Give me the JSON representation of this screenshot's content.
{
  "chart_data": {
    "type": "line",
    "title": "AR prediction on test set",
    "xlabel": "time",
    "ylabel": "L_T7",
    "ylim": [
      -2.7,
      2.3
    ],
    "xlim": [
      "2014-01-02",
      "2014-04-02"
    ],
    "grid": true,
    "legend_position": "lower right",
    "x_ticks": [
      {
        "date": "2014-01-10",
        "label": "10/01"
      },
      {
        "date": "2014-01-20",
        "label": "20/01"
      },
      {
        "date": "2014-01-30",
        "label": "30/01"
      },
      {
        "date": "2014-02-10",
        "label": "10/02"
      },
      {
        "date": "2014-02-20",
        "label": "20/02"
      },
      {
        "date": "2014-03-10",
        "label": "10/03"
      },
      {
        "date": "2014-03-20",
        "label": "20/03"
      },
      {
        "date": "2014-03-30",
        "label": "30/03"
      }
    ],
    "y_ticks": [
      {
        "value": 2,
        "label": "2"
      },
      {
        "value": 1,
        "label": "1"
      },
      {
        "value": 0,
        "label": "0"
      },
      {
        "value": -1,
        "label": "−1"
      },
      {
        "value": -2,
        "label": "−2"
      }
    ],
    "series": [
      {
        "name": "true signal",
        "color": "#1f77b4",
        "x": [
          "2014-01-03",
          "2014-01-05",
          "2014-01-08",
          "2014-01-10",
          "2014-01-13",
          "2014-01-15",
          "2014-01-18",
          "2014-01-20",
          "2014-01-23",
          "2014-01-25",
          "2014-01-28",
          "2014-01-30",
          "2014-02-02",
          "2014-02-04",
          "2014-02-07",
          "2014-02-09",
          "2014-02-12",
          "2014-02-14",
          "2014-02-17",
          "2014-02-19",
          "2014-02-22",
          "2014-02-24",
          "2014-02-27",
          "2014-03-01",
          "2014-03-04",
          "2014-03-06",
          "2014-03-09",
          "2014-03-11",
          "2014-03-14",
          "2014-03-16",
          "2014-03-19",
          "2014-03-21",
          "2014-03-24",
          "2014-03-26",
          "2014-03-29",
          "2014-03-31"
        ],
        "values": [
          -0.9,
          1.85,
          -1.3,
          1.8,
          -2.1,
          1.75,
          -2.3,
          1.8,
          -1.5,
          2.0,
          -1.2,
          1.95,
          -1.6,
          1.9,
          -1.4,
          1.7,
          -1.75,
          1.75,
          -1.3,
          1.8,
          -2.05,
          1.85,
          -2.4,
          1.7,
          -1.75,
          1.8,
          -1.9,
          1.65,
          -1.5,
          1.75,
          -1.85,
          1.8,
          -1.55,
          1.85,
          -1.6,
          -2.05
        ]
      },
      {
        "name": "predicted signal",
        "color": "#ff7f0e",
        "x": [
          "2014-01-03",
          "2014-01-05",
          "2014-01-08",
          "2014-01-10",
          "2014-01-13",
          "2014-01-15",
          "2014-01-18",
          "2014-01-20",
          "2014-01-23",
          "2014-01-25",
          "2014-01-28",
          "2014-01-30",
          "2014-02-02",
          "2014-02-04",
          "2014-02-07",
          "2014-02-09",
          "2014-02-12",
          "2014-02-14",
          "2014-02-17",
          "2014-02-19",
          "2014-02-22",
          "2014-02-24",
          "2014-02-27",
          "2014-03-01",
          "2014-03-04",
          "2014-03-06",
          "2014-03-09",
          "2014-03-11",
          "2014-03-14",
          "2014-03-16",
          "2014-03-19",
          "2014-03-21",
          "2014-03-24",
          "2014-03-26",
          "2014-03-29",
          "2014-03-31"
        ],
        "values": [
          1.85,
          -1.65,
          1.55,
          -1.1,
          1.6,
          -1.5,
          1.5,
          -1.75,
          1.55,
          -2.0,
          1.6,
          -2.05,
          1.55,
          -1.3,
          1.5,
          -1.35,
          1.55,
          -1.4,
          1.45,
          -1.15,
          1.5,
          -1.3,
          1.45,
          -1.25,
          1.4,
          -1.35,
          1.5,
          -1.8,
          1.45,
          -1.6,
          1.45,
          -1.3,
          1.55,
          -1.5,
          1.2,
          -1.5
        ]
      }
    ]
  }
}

» Requirement
Every line in the data that holds "name" should be copied out.

» Result
        "name": "true signal",
        "name": "predicted signal",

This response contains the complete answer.